* [WHAT THE EXERCISE ASKS]:
Provide the data again in its entirety, exactly as given.

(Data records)
»»
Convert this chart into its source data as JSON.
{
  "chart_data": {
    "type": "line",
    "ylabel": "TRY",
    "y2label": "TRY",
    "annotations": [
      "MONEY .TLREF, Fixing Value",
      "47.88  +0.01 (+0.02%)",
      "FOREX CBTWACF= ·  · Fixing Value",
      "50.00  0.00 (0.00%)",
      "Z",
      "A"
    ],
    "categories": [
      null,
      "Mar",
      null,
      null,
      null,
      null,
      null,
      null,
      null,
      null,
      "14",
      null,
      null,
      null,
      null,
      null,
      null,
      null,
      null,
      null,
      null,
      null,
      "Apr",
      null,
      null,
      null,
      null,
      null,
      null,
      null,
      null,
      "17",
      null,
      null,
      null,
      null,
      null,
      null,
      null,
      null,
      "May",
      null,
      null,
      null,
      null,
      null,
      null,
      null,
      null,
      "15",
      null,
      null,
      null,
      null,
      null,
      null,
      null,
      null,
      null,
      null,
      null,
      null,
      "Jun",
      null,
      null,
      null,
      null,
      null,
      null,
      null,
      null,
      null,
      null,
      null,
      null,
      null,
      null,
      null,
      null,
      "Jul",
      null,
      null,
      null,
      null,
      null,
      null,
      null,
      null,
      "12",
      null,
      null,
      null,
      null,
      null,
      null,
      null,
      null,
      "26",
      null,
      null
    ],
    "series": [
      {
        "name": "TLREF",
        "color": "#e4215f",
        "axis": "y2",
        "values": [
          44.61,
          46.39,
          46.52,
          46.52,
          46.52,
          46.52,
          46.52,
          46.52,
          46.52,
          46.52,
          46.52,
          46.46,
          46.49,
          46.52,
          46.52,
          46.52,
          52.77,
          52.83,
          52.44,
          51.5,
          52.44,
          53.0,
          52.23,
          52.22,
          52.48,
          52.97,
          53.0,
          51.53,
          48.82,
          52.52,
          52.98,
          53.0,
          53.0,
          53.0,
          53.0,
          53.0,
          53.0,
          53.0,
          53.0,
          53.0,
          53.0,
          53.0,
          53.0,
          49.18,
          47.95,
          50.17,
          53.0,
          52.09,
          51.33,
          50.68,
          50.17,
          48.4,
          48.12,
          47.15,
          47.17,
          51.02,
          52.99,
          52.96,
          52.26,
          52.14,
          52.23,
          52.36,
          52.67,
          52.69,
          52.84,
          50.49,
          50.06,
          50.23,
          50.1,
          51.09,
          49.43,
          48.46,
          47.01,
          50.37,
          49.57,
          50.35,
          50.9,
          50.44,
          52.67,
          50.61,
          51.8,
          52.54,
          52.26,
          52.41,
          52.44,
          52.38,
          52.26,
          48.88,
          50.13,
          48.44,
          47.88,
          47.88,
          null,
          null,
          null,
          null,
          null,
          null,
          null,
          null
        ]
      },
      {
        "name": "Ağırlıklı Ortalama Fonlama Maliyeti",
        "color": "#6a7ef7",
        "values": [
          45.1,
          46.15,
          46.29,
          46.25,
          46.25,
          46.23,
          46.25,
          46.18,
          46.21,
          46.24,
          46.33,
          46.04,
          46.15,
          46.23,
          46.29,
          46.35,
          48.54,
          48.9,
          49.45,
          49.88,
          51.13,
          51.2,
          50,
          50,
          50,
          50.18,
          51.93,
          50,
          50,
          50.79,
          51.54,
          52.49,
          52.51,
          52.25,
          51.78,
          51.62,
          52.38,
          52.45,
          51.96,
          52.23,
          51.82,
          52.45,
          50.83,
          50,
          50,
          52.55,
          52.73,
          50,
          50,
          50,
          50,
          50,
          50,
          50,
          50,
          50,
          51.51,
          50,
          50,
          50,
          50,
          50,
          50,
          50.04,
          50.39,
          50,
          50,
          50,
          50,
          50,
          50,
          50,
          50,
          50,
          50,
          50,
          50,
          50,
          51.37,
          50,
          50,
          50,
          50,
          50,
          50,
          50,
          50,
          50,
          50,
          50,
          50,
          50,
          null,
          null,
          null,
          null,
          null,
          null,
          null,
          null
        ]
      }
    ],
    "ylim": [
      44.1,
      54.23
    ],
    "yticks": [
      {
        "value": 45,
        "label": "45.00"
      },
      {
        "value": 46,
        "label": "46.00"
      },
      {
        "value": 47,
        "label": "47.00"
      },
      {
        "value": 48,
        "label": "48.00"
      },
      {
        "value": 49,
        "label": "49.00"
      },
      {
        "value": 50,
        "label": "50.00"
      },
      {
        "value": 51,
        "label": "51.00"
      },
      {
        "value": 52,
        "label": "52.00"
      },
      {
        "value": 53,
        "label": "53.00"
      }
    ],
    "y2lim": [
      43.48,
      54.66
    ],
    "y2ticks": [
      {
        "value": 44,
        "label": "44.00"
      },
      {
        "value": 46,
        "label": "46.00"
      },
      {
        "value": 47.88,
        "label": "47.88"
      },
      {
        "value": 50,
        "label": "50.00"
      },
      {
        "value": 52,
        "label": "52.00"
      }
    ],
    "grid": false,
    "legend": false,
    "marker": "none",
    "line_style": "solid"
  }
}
««
* [FULL RESPONSE]:
Convert this chart into its source data as JSON.
{
  "chart_data": {
    "type": "line",
    "ylabel": "TRY",
    "y2label": "TRY",
    "annotations": [
      "MONEY .TLREF, Fixing Value",
      "47.88  +0.01 (+0.02%)",
      "FOREX CBTWACF= ·  · Fixing Value",
      "50.00  0.00 (0.00%)",
      "Z",
      "A"
    ],
    "categories": [
      null,
      "Mar",
      null,
      null,
      null,
      null,
      null,
      null,
      null,
      null,
      "14",
      null,
      null,
      null,
      null,
      null,
      null,
      null,
      null,
      null,
      null,
      null,
      "Apr",
      null,
      null,
      null,
      null,
      null,
      null,
      null,
      null,
      "17",
      null,
      null,
      null,
      null,
      null,
      null,
      null,
      null,
      "May",
      null,
      null,
      null,
      null,
      null,
      null,
      null,
      null,
      "15",
      null,
      null,
      null,
      null,
      null,
      null,
      null,
      null,
      null,
      null,
      null,
      null,
      "Jun",
      null,
      null,
      null,
      null,
      null,
      null,
      null,
      null,
      null,
      null,
      null,
      null,
      null,
      null,
      null,
      null,
      "Jul",
      null,
      null,
      null,
      null,
      null,
      null,
      null,
      null,
      "12",
      null,
      null,
      null,
      null,
      null,
      null,
      null,
      null,
      "26",
      null,
      null
    ],
    "series": [
      {
        "name": "TLREF",
        "color": "#e4215f",
        "axis": "y2",
        "values": [
          44.61,
          46.39,
          46.52,
          46.52,
          46.52,
          46.52,
          46.52,
          46.52,
          46.52,
          46.52,
          46.52,
          46.46,
          46.49,
          46.52,
          46.52,
          46.52,
          52.77,
          52.83,
          52.44,
          51.5,
          52.44,
          53.0,
          52.23,
          52.22,
          52.48,
          52.97,
          53.0,
          51.53,
          48.82,
          52.52,
          52.98,
          53.0,
          53.0,
          53.0,
          53.0,
          53.0,
          53.0,
          53.0,
          53.0,
          53.0,
          53.0,
          53.0,
          53.0,
          49.18,
          47.95,
          50.17,
          53.0,
          52.09,
          51.33,
          50.68,
          50.17,
          48.4,
          48.12,
          47.15,
          47.17,
          51.02,
          52.99,
          52.96,
          52.26,
          52.14,
          52.23,
          52.36,
          52.67,
          52.69,
          52.84,
          50.49,
          50.06,
          50.23,
          50.1,
          51.09,
          49.43,
          48.46,
          47.01,
          50.37,
          49.57,
          50.35,
          50.9,
          50.44,
          52.67,
          50.61,
          51.8,
          52.54,
          52.26,
          52.41,
          52.44,
          52.38,
          52.26,
          48.88,
          50.13,
          48.44,
          47.88,
          47.88,
          null,
          null,
          null,
          null,
          null,
          null,
          null,
          null
        ]
      },
      {
        "name": "Ağırlıklı Ortalama Fonlama Maliyeti",
        "color": "#6a7ef7",
        "values": [
          45.1,
          46.15,
          46.29,
          46.25,
          46.25,
          46.23,
          46.25,
          46.18,
          46.21,
          46.24,
          46.33,
          46.04,
          46.15,
          46.23,
          46.29,
          46.35,
          48.54,
          48.9,
          49.45,
          49.88,
          51.13,
          51.2,
          50,
          50,
          50,
          50.18,
          51.93,
          50,
          50,
          50.79,
          51.54,
          52.49,
          52.51,
          52.25,
          51.78,
          51.62,
          52.38,
          52.45,
          51.96,
          52.23,
          51.82,
          52.45,
          50.83,
          50,
          50,
          52.55,
          52.73,
          50,
          50,
          50,
          50,
          50,
          50,
          50,
          50,
          50,
          51.51,
          50,
          50,
          50,
          50,
          50,
          50,
          50.04,
          50.39,
          50,
          50,
          50,
          50,
          50,
          50,
          50,
          50,
          50,
          50,
          50,
          50,
          50,
          51.37,
          50,
          50,
          50,
          50,
          50,
          50,
          50,
          50,
          50,
          50,
          50,
          50,
          50,
          null,
          null,
          null,
          null,
          null,
          null,
          null,
          null
        ]
      }
    ],
    "ylim": [
      44.1,
      54.23
    ],
    "yticks": [
      {
        "value": 45,
        "label": "45.00"
      },
      {
        "value": 46,
        "label": "46.00"
      },
      {
        "value": 47,
        "label": "47.00"
      },
      {
        "value": 48,
        "label": "48.00"
      },
      {
        "value": 49,
        "label": "49.00"
      },
      {
        "value": 50,
        "label": "50.00"
      },
      {
        "value": 51,
        "label": "51.00"
      },
      {
        "value": 52,
        "label": "52.00"
      },
      {
        "value": 53,
        "label": "53.00"
      }
    ],
    "y2lim": [
      43.48,
      54.66
    ],
    "y2ticks": [
      {
        "value": 44,
        "label": "44.00"
      },
      {
        "value": 46,
        "label": "46.00"
      },
      {
        "value": 47.88,
        "label": "47.88"
      },
      {
        "value": 50,
        "label": "50.00"
      },
      {
        "value": 52,
        "label": "52.00"
      }
    ],
    "grid": false,
    "legend": false,
    "marker": "none",
    "line_style": "solid"
  }
}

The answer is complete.